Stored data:
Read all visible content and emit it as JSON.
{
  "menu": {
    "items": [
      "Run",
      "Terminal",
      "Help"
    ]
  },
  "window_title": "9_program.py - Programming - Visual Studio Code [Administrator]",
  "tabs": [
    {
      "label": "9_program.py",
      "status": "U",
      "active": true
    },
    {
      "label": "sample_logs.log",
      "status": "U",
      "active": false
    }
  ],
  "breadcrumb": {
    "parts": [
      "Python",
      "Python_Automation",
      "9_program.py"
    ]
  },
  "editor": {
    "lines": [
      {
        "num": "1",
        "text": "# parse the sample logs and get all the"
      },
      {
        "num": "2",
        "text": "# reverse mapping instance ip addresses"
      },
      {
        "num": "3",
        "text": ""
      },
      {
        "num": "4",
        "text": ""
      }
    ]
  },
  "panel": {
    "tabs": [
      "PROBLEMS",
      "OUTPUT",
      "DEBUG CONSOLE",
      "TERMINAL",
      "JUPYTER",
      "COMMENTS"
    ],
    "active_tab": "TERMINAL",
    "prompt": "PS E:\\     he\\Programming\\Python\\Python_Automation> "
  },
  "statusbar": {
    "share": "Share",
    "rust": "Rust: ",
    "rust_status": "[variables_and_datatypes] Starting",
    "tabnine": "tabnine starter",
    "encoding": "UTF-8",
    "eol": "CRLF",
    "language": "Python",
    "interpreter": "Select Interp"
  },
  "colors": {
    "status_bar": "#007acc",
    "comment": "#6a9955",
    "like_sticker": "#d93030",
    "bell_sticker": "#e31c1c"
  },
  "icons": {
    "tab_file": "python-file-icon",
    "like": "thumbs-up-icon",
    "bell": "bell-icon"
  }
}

▶ _Written request_
The word "label" may appear on some lines. Report how many lines hold it, giving the number alone.

▶ _Task response_
2